Task instructions = Extract all lines in the data that contain the word "Reading".

(Items from a dataset)
------

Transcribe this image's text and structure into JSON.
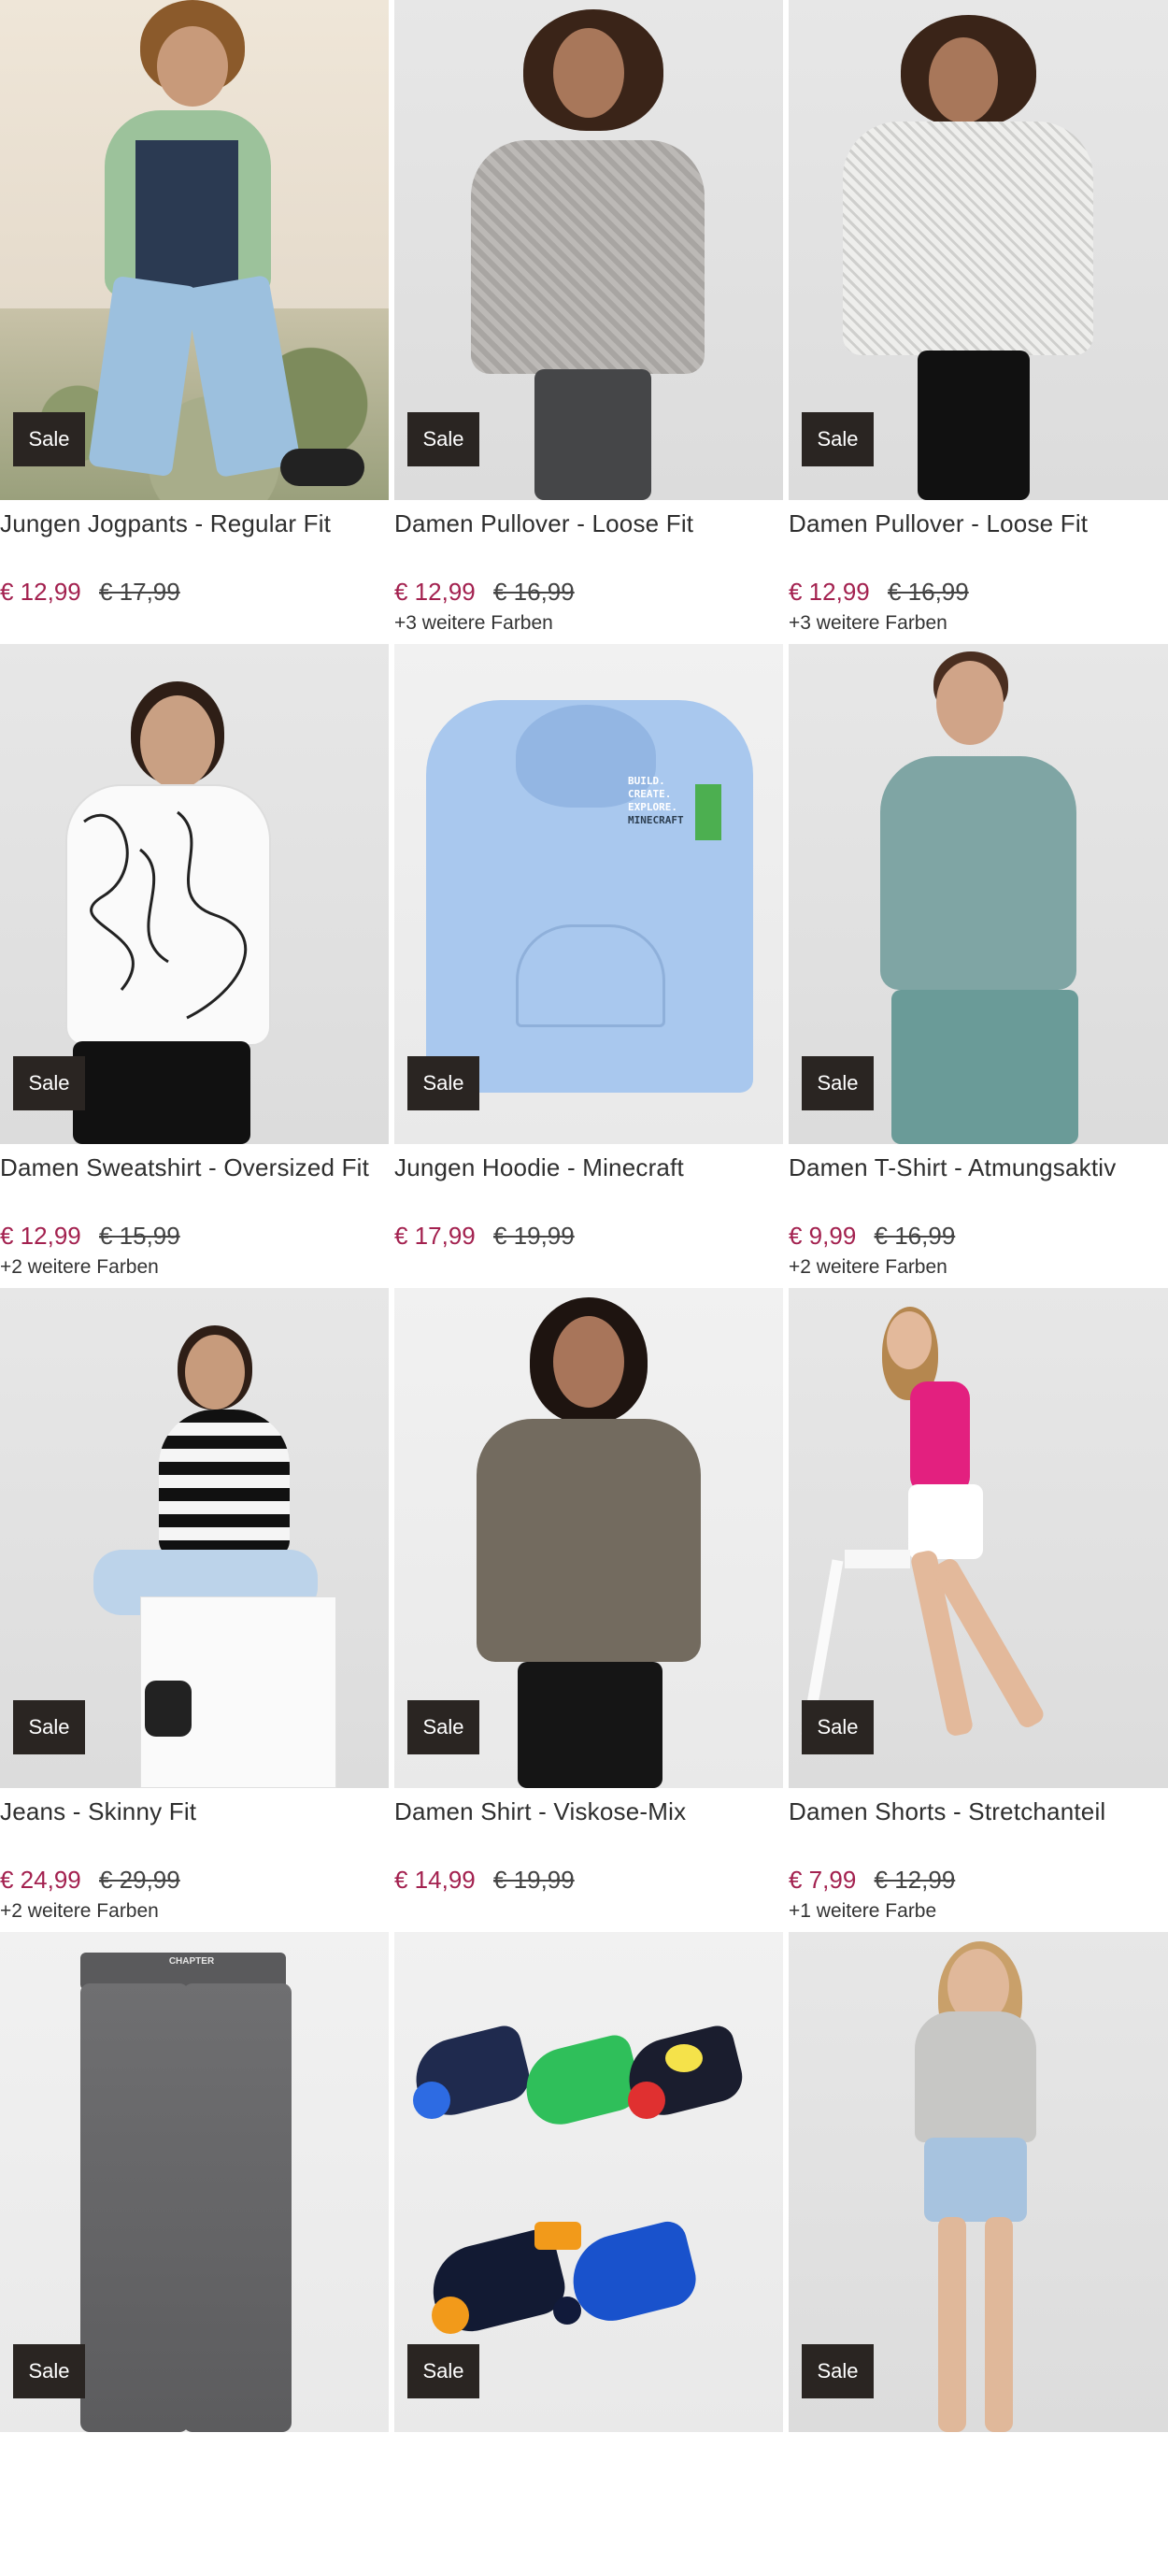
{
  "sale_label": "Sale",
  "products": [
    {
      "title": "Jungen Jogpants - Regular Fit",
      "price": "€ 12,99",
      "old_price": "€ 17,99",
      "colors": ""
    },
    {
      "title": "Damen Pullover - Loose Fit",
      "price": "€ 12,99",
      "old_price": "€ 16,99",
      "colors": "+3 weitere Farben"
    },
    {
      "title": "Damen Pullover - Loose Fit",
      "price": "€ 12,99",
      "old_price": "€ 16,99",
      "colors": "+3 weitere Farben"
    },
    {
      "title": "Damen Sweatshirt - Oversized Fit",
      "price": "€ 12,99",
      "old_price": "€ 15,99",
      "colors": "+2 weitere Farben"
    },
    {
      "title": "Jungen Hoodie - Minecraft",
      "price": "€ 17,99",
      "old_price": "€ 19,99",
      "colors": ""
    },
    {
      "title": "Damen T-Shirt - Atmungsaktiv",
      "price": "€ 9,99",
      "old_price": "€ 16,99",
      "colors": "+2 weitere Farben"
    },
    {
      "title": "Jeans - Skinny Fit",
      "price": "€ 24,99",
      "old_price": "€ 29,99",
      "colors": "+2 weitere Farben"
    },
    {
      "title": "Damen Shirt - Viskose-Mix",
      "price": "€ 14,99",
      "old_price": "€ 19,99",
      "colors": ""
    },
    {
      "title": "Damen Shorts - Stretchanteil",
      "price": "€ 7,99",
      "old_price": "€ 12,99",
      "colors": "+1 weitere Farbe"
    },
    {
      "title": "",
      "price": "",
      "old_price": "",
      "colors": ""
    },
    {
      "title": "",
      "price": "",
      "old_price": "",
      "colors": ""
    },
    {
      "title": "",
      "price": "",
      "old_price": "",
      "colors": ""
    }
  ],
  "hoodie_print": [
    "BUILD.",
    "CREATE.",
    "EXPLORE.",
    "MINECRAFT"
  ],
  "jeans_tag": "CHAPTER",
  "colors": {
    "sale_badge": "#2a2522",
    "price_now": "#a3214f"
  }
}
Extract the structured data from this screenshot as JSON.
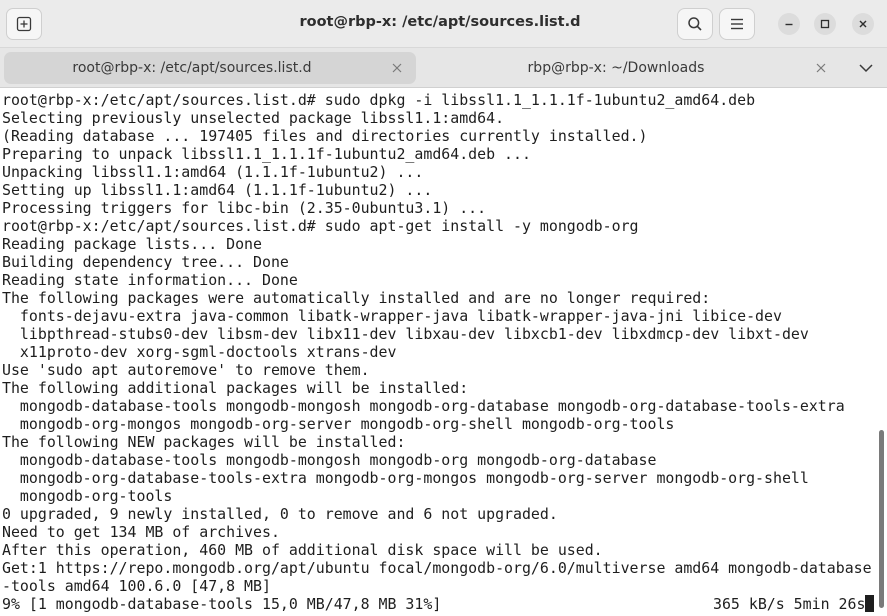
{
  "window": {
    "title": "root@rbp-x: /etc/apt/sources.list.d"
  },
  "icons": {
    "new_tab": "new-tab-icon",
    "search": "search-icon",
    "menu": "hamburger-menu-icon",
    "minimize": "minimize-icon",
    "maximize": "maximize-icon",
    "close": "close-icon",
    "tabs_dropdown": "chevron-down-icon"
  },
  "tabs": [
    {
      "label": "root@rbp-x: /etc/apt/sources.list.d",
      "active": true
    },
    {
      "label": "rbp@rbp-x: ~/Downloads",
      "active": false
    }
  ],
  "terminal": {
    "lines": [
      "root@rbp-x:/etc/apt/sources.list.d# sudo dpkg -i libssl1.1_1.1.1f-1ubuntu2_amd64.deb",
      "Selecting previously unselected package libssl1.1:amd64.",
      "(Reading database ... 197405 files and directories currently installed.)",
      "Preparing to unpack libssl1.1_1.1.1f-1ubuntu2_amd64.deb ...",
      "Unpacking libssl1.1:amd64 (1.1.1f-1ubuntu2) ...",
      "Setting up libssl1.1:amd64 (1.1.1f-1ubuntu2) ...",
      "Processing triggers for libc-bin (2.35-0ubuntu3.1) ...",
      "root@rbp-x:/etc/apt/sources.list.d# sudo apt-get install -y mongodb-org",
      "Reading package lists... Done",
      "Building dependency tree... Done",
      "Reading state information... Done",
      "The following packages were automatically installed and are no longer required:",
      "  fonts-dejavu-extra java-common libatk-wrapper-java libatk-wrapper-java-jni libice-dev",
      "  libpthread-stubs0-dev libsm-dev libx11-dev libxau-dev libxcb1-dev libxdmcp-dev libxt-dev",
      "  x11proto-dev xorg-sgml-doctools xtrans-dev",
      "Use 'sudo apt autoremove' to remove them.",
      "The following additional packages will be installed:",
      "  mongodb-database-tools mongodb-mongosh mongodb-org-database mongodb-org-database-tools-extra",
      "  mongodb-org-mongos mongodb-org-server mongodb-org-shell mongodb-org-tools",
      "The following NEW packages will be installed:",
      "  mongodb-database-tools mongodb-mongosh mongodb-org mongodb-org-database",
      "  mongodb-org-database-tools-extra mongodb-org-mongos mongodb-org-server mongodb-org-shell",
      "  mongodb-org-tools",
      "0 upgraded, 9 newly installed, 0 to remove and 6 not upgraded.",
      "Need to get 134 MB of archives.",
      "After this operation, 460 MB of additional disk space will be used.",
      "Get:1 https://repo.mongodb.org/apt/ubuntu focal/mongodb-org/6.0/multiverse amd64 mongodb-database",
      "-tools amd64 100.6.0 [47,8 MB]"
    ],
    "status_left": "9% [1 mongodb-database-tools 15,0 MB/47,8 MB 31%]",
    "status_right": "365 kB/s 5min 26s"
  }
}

------

Answer to the task =
      "(Reading database ... 197405 files and directories currently installed.)",
      "Reading package lists... Done",
      "Reading state information... Done",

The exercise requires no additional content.